● **WORK TO BE COMPLETED**
In the data below, locate each line with the word "только" and list it.
----- DATA LISTING
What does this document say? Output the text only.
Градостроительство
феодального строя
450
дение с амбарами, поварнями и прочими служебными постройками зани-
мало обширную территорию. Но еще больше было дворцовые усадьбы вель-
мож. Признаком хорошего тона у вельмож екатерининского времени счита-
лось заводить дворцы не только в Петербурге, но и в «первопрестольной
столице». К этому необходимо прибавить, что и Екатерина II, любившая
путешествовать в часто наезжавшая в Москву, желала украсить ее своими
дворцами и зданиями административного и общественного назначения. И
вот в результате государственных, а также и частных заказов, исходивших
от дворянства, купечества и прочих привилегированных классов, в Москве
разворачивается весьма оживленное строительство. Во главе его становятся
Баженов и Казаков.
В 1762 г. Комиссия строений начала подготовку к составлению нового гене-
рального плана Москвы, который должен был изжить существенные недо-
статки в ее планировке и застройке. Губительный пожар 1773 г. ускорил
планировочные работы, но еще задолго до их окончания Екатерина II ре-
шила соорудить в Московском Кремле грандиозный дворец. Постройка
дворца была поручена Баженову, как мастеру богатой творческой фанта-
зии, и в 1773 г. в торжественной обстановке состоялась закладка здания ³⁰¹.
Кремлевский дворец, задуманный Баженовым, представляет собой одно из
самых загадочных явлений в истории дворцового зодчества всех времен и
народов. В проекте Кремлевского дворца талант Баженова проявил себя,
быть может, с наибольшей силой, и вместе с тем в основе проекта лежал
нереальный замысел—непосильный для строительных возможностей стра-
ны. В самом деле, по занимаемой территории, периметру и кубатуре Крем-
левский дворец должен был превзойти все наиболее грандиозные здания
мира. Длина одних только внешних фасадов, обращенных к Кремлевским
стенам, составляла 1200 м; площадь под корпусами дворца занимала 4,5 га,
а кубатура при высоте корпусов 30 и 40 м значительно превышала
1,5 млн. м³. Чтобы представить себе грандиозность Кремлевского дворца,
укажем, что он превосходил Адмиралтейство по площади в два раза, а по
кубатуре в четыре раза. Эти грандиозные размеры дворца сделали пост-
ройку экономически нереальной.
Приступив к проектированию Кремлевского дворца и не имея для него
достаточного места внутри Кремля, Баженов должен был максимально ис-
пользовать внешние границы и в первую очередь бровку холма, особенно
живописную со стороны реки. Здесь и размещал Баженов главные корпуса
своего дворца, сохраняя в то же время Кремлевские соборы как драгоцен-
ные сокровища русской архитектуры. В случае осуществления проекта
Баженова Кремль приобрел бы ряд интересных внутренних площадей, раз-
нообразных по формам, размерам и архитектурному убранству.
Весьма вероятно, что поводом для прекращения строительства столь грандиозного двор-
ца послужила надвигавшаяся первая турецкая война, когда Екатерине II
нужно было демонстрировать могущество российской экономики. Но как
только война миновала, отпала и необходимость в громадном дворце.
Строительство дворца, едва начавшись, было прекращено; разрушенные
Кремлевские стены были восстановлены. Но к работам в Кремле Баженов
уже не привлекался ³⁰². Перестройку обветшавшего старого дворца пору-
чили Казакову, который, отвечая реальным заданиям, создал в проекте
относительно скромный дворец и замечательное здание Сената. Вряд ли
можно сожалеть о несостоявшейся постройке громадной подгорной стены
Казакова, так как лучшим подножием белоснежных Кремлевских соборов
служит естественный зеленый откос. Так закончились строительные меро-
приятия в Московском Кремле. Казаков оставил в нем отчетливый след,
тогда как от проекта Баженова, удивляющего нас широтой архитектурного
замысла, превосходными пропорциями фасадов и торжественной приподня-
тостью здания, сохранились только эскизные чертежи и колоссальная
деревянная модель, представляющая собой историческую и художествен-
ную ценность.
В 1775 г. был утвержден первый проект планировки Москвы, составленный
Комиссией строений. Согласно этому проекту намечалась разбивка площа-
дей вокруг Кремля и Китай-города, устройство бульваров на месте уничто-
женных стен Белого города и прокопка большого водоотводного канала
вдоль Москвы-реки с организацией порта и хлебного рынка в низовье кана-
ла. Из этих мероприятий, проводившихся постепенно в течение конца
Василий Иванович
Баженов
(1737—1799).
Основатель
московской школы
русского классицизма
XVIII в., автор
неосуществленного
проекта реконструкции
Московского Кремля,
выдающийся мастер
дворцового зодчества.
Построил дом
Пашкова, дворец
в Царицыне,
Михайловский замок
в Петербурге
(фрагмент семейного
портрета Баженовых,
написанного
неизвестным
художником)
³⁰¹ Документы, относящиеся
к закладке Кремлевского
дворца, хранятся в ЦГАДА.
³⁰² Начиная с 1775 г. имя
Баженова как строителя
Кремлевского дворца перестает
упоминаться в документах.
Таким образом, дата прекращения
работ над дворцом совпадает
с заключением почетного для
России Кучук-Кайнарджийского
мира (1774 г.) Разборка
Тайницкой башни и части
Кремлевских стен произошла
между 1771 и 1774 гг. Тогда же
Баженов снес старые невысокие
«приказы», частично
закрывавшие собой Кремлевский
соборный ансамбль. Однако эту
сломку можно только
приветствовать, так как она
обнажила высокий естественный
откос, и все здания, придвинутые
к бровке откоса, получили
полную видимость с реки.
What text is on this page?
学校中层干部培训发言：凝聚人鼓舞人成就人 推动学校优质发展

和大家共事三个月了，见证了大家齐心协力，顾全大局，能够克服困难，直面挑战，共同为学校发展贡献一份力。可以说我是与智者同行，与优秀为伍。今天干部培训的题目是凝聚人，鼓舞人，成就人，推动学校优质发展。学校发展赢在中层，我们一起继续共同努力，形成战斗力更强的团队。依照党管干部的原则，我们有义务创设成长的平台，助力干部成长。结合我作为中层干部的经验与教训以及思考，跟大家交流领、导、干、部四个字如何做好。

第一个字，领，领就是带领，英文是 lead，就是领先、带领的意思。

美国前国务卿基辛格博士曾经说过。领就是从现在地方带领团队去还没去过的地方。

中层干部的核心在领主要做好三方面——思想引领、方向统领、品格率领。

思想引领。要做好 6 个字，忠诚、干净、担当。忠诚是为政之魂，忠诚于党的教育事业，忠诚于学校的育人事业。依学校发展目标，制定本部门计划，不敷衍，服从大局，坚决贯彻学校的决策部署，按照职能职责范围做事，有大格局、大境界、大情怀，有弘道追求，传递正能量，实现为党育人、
----------
● **RESPONSE TO THE TASK**
лось заводить дворцы не только в Петербурге, но и в «первопрестольной
мира. Длина одних только внешних фасадов, обращенных к Кремлевским
только война миновала, отпала и необходимость в громадном дворце.
тостью здания, сохранились только эскизные чертежи и колоссальная
сломку можно только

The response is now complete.